:: Supplied records

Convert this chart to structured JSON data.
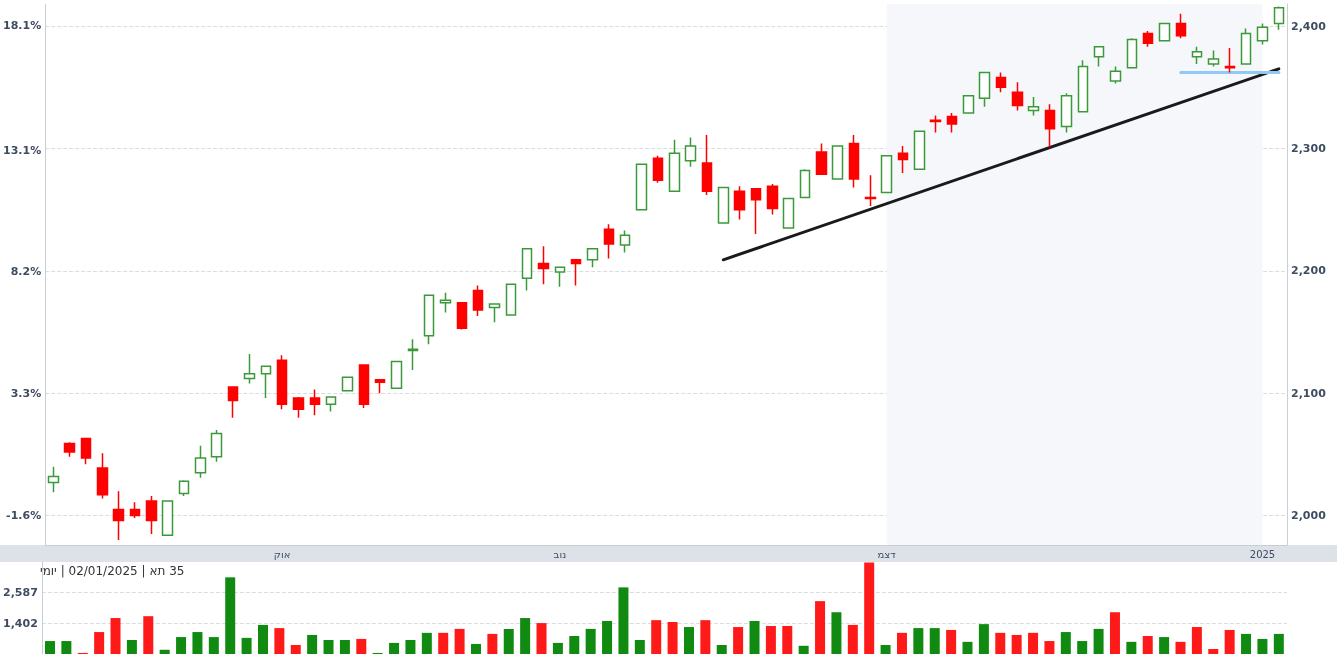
{
  "chart_data": [
    {
      "type": "candlestick",
      "categories": [
        null,
        null,
        null,
        null,
        null,
        null,
        null,
        null,
        null,
        null,
        null,
        null,
        null,
        null,
        "אוק",
        null,
        null,
        null,
        null,
        null,
        null,
        null,
        null,
        null,
        null,
        null,
        null,
        null,
        null,
        null,
        null,
        "נוב",
        null,
        null,
        null,
        null,
        null,
        null,
        null,
        null,
        null,
        null,
        null,
        null,
        null,
        null,
        null,
        null,
        null,
        null,
        null,
        "דצמ",
        null,
        null,
        null,
        null,
        null,
        null,
        null,
        null,
        null,
        null,
        null,
        null,
        null,
        null,
        null,
        null,
        null,
        null,
        null,
        null,
        null,
        null,
        "2025",
        null
      ],
      "ohlc": [
        [
          2027,
          2040,
          2019,
          2032
        ],
        [
          2059,
          2060,
          2048,
          2052
        ],
        [
          2063,
          2063,
          2042,
          2047
        ],
        [
          2039,
          2051,
          2014,
          2017
        ],
        [
          2005,
          2020,
          1980,
          1996
        ],
        [
          2005,
          2011,
          1998,
          2000
        ],
        [
          2012,
          2016,
          1985,
          1996
        ],
        [
          1984,
          2012,
          1984,
          2012
        ],
        [
          2018,
          2029,
          2016,
          2028
        ],
        [
          2035,
          2057,
          2031,
          2047
        ],
        [
          2048,
          2070,
          2044,
          2067
        ],
        [
          2105,
          2105,
          2080,
          2094
        ],
        [
          2112,
          2132,
          2108,
          2116
        ],
        [
          2116,
          2122,
          2096,
          2122
        ],
        [
          2127,
          2131,
          2087,
          2091
        ],
        [
          2096,
          2097,
          2080,
          2087
        ],
        [
          2096,
          2103,
          2082,
          2091
        ],
        [
          2091,
          2097,
          2085,
          2097
        ],
        [
          2102,
          2113,
          2102,
          2113
        ],
        [
          2123,
          2123,
          2088,
          2091
        ],
        [
          2111,
          2111,
          2100,
          2109
        ],
        [
          2104,
          2126,
          2104,
          2126
        ],
        [
          2135,
          2144,
          2119,
          2136
        ],
        [
          2147,
          2180,
          2140,
          2180
        ],
        [
          2174,
          2182,
          2166,
          2176
        ],
        [
          2174,
          2174,
          2152,
          2153
        ],
        [
          2184,
          2188,
          2163,
          2168
        ],
        [
          2170,
          2173,
          2158,
          2173
        ],
        [
          2164,
          2189,
          2164,
          2189
        ],
        [
          2194,
          2218,
          2184,
          2218
        ],
        [
          2206,
          2220,
          2189,
          2202
        ],
        [
          2199,
          2203,
          2187,
          2203
        ],
        [
          2209,
          2209,
          2188,
          2206
        ],
        [
          2209,
          2218,
          2203,
          2218
        ],
        [
          2234,
          2238,
          2210,
          2222
        ],
        [
          2221,
          2233,
          2215,
          2229
        ],
        [
          2250,
          2287,
          2250,
          2287
        ],
        [
          2292,
          2294,
          2272,
          2274
        ],
        [
          2265,
          2307,
          2265,
          2296
        ],
        [
          2290,
          2309,
          2285,
          2302
        ],
        [
          2288,
          2311,
          2262,
          2265
        ],
        [
          2239,
          2268,
          2239,
          2268
        ],
        [
          2265,
          2269,
          2242,
          2250
        ],
        [
          2267,
          2267,
          2230,
          2258
        ],
        [
          2269,
          2271,
          2246,
          2251
        ],
        [
          2235,
          2259,
          2235,
          2259
        ],
        [
          2260,
          2283,
          2260,
          2282
        ],
        [
          2297,
          2304,
          2279,
          2279
        ],
        [
          2275,
          2302,
          2275,
          2302
        ],
        [
          2304,
          2311,
          2268,
          2275
        ],
        [
          2260,
          2278,
          2253,
          2259
        ],
        [
          2264,
          2294,
          2264,
          2294
        ],
        [
          2296,
          2302,
          2280,
          2291
        ],
        [
          2283,
          2314,
          2283,
          2314
        ],
        [
          2323,
          2327,
          2313,
          2322
        ],
        [
          2326,
          2329,
          2313,
          2320
        ],
        [
          2329,
          2343,
          2329,
          2343
        ],
        [
          2341,
          2362,
          2334,
          2362
        ],
        [
          2358,
          2362,
          2346,
          2350
        ],
        [
          2346,
          2354,
          2331,
          2335
        ],
        [
          2331,
          2342,
          2327,
          2334
        ],
        [
          2331,
          2336,
          2301,
          2316
        ],
        [
          2318,
          2345,
          2313,
          2343
        ],
        [
          2330,
          2372,
          2330,
          2367
        ],
        [
          2375,
          2383,
          2367,
          2383
        ],
        [
          2355,
          2367,
          2353,
          2363
        ],
        [
          2366,
          2390,
          2366,
          2389
        ],
        [
          2394,
          2396,
          2383,
          2386
        ],
        [
          2388,
          2402,
          2388,
          2402
        ],
        [
          2402,
          2410,
          2390,
          2392
        ],
        [
          2375,
          2383,
          2369,
          2379
        ],
        [
          2369,
          2380,
          2367,
          2373
        ],
        [
          2367,
          2382,
          2362,
          2366
        ],
        [
          2369,
          2398,
          2369,
          2394
        ],
        [
          2388,
          2402,
          2385,
          2399
        ],
        [
          2402,
          2416,
          2397,
          2415
        ]
      ],
      "colors": [
        "#3a9a3a",
        "#ff0000",
        "#ff0000",
        "#ff0000",
        "#ff0000",
        "#ff0000",
        "#ff0000",
        "#3a9a3a",
        "#3a9a3a",
        "#3a9a3a",
        "#3a9a3a",
        "#ff0000",
        "#3a9a3a",
        "#3a9a3a",
        "#ff0000",
        "#ff0000",
        "#ff0000",
        "#3a9a3a",
        "#3a9a3a",
        "#ff0000",
        "#ff0000",
        "#3a9a3a",
        "#3a9a3a",
        "#3a9a3a",
        "#3a9a3a",
        "#ff0000",
        "#ff0000",
        "#3a9a3a",
        "#3a9a3a",
        "#3a9a3a",
        "#ff0000",
        "#3a9a3a",
        "#ff0000",
        "#3a9a3a",
        "#ff0000",
        "#3a9a3a",
        "#3a9a3a",
        "#ff0000",
        "#3a9a3a",
        "#3a9a3a",
        "#ff0000",
        "#3a9a3a",
        "#ff0000",
        "#ff0000",
        "#ff0000",
        "#3a9a3a",
        "#3a9a3a",
        "#ff0000",
        "#3a9a3a",
        "#ff0000",
        "#ff0000",
        "#3a9a3a",
        "#ff0000",
        "#3a9a3a",
        "#ff0000",
        "#ff0000",
        "#3a9a3a",
        "#3a9a3a",
        "#ff0000",
        "#ff0000",
        "#3a9a3a",
        "#ff0000",
        "#3a9a3a",
        "#3a9a3a",
        "#3a9a3a",
        "#3a9a3a",
        "#3a9a3a",
        "#ff0000",
        "#3a9a3a",
        "#ff0000",
        "#3a9a3a",
        "#3a9a3a",
        "#ff0000",
        "#3a9a3a",
        "#3a9a3a",
        "#3a9a3a"
      ],
      "series": [
        {
          "type": "line",
          "color": "#1a1a1a",
          "values": [
            null,
            null,
            null,
            null,
            null,
            null,
            null,
            null,
            null,
            null,
            null,
            null,
            null,
            null,
            null,
            null,
            null,
            null,
            null,
            null,
            null,
            null,
            null,
            null,
            null,
            null,
            null,
            null,
            null,
            null,
            null,
            null,
            null,
            null,
            null,
            null,
            null,
            null,
            null,
            null,
            null,
            2209,
            null,
            null,
            null,
            null,
            null,
            null,
            null,
            null,
            null,
            null,
            null,
            null,
            null,
            null,
            null,
            null,
            null,
            null,
            null,
            null,
            null,
            null,
            null,
            null,
            null,
            null,
            null,
            null,
            null,
            null,
            null,
            null,
            null,
            2365
          ]
        },
        {
          "type": "line",
          "color": "#90c8f8",
          "values": [
            null,
            null,
            null,
            null,
            null,
            null,
            null,
            null,
            null,
            null,
            null,
            null,
            null,
            null,
            null,
            null,
            null,
            null,
            null,
            null,
            null,
            null,
            null,
            null,
            null,
            null,
            null,
            null,
            null,
            null,
            null,
            null,
            null,
            null,
            null,
            null,
            null,
            null,
            null,
            null,
            null,
            null,
            null,
            null,
            null,
            null,
            null,
            null,
            null,
            null,
            null,
            null,
            null,
            null,
            null,
            null,
            null,
            null,
            null,
            null,
            null,
            null,
            null,
            null,
            null,
            null,
            null,
            null,
            null,
            2362,
            null,
            null,
            null,
            null,
            null,
            2362
          ]
        }
      ],
      "ylim": [
        1976,
        2418
      ],
      "yticks": [
        {
          "value": 2000,
          "label": "2,000"
        },
        {
          "value": 2100,
          "label": "2,100"
        },
        {
          "value": 2200,
          "label": "2,200"
        },
        {
          "value": 2300,
          "label": "2,300"
        },
        {
          "value": 2400,
          "label": "2,400"
        }
      ],
      "y2lim": [
        -2.78,
        18.97
      ],
      "y2ticks": [
        {
          "value": -1.6,
          "label": "-1.6%"
        },
        {
          "value": 3.3,
          "label": "3.3%"
        },
        {
          "value": 8.2,
          "label": "8.2%"
        },
        {
          "value": 13.1,
          "label": "13.1%"
        },
        {
          "value": 18.1,
          "label": "18.1%"
        }
      ],
      "bands": [
        {
          "axis": "x",
          "from": "דצמ",
          "to": "2025",
          "color": "#f5f7fa"
        }
      ],
      "grid": "y",
      "marker": "none",
      "line_style": "solid"
    },
    {
      "type": "bar",
      "title": "יומי | 02/01/2025 | תא 35",
      "categories": [
        null,
        null,
        null,
        null,
        null,
        null,
        null,
        null,
        null,
        null,
        null,
        null,
        null,
        null,
        null,
        null,
        null,
        null,
        null,
        null,
        null,
        null,
        null,
        null,
        null,
        null,
        null,
        null,
        null,
        null,
        null,
        null,
        null,
        null,
        null,
        null,
        null,
        null,
        null,
        null,
        null,
        null,
        null,
        null,
        null,
        null,
        null,
        null,
        null,
        null,
        null,
        null,
        null,
        null,
        null,
        null,
        null,
        null,
        null,
        null,
        null,
        null,
        null,
        null,
        null,
        null,
        null,
        null,
        null,
        null,
        null,
        null,
        null,
        null,
        null,
        null
      ],
      "values": [
        740,
        740,
        290,
        1080,
        1610,
        780,
        1680,
        410,
        890,
        1080,
        890,
        3150,
        860,
        1350,
        1230,
        590,
        970,
        780,
        780,
        820,
        290,
        670,
        780,
        1050,
        1050,
        1200,
        630,
        1010,
        1200,
        1610,
        1420,
        670,
        930,
        1200,
        1500,
        2770,
        780,
        1530,
        1460,
        1270,
        1530,
        590,
        1270,
        1500,
        1310,
        1310,
        560,
        2250,
        1830,
        1350,
        3710,
        590,
        1050,
        1230,
        1230,
        1160,
        710,
        1380,
        1050,
        970,
        1050,
        740,
        1080,
        740,
        1200,
        1830,
        710,
        930,
        890,
        710,
        1270,
        440,
        1160,
        1010,
        820,
        1010
      ],
      "colors": [
        "#118a11",
        "#118a11",
        "#ff1a1a",
        "#ff1a1a",
        "#ff1a1a",
        "#118a11",
        "#ff1a1a",
        "#118a11",
        "#118a11",
        "#118a11",
        "#118a11",
        "#118a11",
        "#118a11",
        "#118a11",
        "#ff1a1a",
        "#ff1a1a",
        "#118a11",
        "#118a11",
        "#118a11",
        "#ff1a1a",
        "#118a11",
        "#118a11",
        "#118a11",
        "#118a11",
        "#ff1a1a",
        "#ff1a1a",
        "#118a11",
        "#ff1a1a",
        "#118a11",
        "#118a11",
        "#ff1a1a",
        "#118a11",
        "#118a11",
        "#118a11",
        "#118a11",
        "#118a11",
        "#118a11",
        "#ff1a1a",
        "#ff1a1a",
        "#118a11",
        "#ff1a1a",
        "#118a11",
        "#ff1a1a",
        "#118a11",
        "#ff1a1a",
        "#ff1a1a",
        "#118a11",
        "#ff1a1a",
        "#118a11",
        "#ff1a1a",
        "#ff1a1a",
        "#118a11",
        "#ff1a1a",
        "#118a11",
        "#118a11",
        "#ff1a1a",
        "#118a11",
        "#118a11",
        "#ff1a1a",
        "#ff1a1a",
        "#ff1a1a",
        "#ff1a1a",
        "#118a11",
        "#118a11",
        "#118a11",
        "#ff1a1a",
        "#118a11",
        "#ff1a1a",
        "#118a11",
        "#ff1a1a",
        "#ff1a1a",
        "#ff1a1a",
        "#ff1a1a",
        "#118a11",
        "#118a11",
        "#118a11"
      ],
      "ylim": [
        250,
        3730
      ],
      "yticks": [
        {
          "value": 1402,
          "label": "1,402"
        },
        {
          "value": 2587,
          "label": "2,587"
        }
      ],
      "grid": "y",
      "tick_labels": "y"
    }
  ]
}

::::

→ **Work to complete**
Isolate the lines that hold the word "type" and copy all of them.

→ **The output**
      "type": "candlestick",
          "type": "line",
          "type": "line",
      "type": "bar",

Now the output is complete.